== STATED GOAL ==
Look through the material below. Copy each line that contains the string "ylabel".

== MATERIAL SHOWN ==
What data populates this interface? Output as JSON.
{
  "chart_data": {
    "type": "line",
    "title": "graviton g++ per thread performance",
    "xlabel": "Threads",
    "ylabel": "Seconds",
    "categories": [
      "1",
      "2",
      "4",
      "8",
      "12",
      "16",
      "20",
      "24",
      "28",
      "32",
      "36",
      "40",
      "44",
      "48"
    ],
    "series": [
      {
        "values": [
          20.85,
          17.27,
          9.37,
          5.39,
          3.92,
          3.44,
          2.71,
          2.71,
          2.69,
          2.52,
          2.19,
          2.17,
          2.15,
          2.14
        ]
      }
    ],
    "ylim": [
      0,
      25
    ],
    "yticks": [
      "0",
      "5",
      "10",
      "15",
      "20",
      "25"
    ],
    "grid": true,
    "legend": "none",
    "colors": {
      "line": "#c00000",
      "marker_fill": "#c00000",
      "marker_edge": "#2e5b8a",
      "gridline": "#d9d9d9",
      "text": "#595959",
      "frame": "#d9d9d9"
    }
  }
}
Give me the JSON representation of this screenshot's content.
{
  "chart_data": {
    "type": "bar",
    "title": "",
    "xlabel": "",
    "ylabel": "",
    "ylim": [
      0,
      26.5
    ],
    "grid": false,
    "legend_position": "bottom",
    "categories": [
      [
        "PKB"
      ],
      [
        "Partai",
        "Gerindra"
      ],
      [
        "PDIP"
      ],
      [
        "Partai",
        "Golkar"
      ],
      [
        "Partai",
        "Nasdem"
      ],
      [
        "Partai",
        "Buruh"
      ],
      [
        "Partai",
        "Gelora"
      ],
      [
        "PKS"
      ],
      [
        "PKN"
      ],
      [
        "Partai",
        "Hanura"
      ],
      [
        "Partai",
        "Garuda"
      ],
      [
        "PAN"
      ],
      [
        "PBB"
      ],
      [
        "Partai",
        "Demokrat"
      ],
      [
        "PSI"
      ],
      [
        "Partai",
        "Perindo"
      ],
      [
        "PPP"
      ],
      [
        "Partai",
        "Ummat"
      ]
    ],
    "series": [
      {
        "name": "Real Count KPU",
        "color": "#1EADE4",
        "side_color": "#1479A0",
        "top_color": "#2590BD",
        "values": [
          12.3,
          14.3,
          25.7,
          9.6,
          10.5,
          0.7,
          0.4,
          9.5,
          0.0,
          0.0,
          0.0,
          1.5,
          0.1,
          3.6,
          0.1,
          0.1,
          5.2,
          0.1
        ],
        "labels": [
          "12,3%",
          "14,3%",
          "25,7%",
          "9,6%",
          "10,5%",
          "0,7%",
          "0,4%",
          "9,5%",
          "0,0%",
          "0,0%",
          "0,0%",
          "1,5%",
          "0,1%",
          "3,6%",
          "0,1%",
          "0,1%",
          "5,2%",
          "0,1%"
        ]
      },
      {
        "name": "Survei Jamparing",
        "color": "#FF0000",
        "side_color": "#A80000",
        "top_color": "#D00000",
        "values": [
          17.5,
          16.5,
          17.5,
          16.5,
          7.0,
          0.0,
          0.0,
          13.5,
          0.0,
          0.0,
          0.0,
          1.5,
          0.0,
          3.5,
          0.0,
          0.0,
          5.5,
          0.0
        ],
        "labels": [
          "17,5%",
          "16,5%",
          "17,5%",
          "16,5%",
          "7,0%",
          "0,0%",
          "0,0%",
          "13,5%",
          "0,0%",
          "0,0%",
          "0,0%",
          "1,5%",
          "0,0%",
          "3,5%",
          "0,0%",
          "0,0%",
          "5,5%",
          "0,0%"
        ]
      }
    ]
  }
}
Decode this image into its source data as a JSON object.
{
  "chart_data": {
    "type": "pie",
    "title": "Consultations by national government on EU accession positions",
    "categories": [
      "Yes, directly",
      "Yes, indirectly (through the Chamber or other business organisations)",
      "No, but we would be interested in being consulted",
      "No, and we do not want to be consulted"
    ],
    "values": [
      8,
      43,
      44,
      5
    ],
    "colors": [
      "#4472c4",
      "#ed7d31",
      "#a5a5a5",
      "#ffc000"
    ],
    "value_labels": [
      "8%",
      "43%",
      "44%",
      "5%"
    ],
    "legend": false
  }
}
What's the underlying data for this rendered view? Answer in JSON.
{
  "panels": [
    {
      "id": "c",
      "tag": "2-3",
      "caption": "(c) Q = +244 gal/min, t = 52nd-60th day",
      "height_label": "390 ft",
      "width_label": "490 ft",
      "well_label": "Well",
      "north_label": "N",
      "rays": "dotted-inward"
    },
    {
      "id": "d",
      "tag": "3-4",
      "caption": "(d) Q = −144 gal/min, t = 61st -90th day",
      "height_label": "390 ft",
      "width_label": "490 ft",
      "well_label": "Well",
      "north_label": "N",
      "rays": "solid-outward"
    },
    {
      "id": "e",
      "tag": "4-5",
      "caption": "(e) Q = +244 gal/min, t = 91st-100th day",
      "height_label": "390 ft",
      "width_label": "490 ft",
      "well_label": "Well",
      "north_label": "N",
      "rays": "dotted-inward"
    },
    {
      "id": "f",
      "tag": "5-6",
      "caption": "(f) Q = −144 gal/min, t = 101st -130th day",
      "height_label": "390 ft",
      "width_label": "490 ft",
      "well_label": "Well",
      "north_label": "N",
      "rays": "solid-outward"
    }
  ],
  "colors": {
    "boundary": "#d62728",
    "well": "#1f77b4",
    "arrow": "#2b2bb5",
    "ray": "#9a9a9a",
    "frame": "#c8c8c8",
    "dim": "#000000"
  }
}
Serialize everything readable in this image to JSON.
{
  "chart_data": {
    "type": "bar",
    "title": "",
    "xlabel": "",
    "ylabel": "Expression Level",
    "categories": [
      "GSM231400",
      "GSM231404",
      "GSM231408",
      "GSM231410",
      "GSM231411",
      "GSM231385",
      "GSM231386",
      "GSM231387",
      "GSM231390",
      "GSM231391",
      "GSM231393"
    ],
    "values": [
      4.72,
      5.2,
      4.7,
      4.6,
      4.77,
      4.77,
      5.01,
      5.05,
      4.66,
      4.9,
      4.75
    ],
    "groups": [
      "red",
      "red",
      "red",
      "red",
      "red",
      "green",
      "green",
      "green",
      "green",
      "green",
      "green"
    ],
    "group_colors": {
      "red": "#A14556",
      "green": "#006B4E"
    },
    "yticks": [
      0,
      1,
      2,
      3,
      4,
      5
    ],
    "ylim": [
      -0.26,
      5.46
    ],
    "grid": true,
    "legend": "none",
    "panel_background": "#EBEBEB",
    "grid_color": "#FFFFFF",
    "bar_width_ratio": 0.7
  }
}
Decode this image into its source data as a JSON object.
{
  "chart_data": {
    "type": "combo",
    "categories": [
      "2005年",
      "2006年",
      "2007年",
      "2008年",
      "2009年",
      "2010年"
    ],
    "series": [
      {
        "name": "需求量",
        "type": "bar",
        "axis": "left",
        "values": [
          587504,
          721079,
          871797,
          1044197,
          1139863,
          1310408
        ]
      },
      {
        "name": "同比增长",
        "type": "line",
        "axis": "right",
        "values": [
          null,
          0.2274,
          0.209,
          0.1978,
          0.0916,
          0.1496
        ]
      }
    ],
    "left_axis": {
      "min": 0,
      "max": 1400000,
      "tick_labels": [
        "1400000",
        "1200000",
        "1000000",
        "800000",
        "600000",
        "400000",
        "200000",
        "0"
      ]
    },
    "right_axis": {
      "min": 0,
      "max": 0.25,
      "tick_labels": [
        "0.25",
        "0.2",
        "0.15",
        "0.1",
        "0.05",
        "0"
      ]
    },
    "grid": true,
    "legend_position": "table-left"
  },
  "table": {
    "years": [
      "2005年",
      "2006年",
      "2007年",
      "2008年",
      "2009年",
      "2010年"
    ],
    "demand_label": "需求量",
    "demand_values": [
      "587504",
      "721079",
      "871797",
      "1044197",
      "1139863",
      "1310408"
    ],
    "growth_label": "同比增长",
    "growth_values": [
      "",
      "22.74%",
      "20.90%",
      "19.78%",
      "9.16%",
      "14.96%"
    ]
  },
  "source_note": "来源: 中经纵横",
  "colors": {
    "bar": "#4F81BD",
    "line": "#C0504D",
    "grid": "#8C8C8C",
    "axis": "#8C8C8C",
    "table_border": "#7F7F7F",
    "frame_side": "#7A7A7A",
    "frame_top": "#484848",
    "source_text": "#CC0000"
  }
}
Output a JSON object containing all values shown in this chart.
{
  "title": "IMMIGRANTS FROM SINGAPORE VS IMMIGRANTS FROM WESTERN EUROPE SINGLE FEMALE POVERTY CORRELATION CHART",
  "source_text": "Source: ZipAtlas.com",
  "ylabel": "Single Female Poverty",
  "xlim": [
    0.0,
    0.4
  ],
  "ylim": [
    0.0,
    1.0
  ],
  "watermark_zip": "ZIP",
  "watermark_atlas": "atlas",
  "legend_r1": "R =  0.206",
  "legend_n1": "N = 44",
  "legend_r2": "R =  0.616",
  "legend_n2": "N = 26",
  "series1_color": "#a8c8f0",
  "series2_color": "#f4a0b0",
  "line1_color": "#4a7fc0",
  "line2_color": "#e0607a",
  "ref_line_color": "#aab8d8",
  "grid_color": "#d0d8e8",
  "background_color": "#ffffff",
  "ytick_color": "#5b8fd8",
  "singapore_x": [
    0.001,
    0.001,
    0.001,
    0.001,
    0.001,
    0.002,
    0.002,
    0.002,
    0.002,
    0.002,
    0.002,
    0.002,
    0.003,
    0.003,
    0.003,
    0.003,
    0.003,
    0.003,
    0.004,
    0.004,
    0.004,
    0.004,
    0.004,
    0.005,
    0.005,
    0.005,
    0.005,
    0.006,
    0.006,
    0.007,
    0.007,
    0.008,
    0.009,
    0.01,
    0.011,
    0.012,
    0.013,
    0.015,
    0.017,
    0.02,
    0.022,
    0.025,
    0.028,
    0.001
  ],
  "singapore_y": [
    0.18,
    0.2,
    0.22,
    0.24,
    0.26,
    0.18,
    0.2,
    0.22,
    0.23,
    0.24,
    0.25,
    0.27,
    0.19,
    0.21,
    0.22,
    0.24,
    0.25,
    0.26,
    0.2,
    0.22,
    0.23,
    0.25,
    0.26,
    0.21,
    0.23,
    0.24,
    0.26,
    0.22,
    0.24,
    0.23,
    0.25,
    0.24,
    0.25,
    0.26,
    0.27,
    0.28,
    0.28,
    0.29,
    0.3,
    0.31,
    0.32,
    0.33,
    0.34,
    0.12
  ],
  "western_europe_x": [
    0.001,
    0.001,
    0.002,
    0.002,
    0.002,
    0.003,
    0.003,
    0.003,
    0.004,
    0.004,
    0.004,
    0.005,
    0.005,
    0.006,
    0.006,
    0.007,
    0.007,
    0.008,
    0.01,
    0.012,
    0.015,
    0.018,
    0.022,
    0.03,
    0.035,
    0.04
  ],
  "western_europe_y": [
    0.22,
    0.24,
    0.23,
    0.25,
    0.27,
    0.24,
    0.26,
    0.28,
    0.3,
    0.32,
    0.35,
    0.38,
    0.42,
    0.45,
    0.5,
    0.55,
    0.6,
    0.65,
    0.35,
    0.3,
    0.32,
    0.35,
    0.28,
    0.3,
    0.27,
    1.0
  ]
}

== SOLVED EXERCISE ==
    "ylabel": "Seconds",
    "ylabel": "",
    "ylabel": "Expression Level",
  "ylabel": "Single Female Poverty",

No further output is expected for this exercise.